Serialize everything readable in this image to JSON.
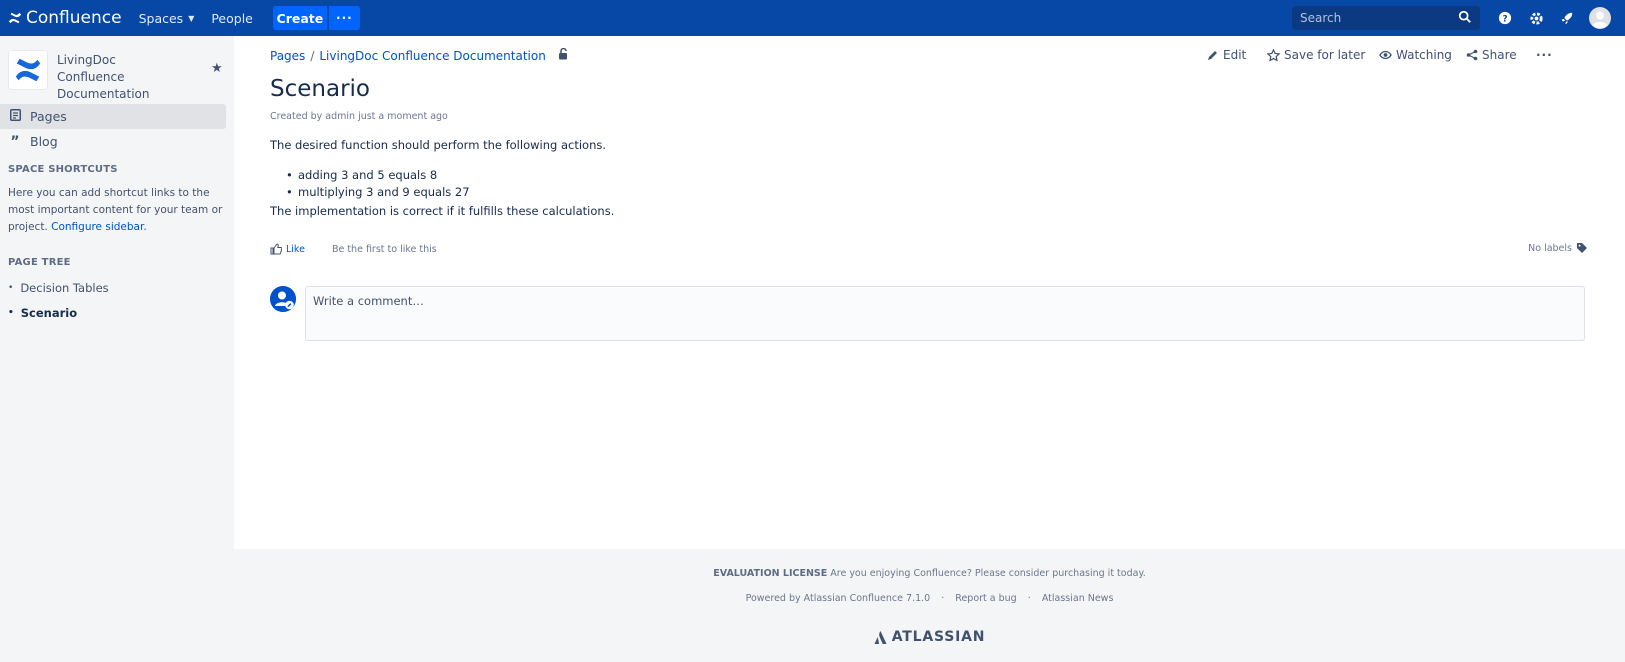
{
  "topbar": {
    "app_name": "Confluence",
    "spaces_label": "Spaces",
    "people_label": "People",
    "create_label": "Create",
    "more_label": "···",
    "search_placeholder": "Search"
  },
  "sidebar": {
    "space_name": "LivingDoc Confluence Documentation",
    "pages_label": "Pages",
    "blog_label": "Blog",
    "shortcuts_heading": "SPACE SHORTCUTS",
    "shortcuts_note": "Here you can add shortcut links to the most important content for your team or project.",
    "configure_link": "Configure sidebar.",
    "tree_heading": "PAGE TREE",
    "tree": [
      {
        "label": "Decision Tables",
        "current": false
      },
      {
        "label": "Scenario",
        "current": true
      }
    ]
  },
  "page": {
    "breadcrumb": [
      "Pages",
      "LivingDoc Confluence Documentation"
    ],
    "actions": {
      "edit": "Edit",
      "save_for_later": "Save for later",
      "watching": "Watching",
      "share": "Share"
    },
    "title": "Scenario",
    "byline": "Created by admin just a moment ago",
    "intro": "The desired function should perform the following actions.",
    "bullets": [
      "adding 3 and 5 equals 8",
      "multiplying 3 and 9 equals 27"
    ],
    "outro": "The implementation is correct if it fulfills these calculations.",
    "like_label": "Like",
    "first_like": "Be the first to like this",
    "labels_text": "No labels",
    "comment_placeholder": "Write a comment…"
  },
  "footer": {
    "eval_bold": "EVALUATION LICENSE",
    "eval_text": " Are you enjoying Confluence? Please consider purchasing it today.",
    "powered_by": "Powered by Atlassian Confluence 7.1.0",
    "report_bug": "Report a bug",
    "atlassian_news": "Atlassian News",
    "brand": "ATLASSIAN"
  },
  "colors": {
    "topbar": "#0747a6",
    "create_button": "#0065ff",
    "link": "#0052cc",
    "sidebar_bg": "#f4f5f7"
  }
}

· · ·

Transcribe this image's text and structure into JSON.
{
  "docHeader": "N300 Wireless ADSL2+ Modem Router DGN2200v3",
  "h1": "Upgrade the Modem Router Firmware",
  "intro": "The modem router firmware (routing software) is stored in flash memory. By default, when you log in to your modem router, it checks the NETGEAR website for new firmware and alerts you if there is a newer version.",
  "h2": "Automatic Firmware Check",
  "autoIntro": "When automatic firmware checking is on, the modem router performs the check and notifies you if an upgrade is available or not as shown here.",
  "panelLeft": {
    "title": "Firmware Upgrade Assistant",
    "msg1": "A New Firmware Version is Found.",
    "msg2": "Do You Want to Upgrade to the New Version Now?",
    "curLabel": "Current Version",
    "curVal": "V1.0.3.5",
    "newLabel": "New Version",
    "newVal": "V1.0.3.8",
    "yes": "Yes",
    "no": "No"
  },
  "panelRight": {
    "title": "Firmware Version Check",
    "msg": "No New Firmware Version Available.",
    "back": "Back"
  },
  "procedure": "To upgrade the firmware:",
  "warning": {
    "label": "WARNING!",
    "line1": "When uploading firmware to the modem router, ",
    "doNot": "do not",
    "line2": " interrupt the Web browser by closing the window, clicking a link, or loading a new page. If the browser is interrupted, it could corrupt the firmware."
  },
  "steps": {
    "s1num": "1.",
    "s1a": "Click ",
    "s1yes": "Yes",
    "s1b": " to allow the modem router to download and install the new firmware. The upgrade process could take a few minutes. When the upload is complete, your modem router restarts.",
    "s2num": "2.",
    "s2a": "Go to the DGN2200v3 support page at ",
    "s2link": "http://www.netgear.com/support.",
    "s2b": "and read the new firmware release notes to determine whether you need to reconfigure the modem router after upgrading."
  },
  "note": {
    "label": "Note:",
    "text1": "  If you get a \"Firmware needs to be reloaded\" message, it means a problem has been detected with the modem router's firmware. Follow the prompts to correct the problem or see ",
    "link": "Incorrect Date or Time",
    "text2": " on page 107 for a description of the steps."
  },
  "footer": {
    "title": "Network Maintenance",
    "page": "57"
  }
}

· · ·

__REQUIREMENT__: Give the number of lines in the listing above that hold the string "equals", with nothing else.

__PROBLEM SOLUTION__: 2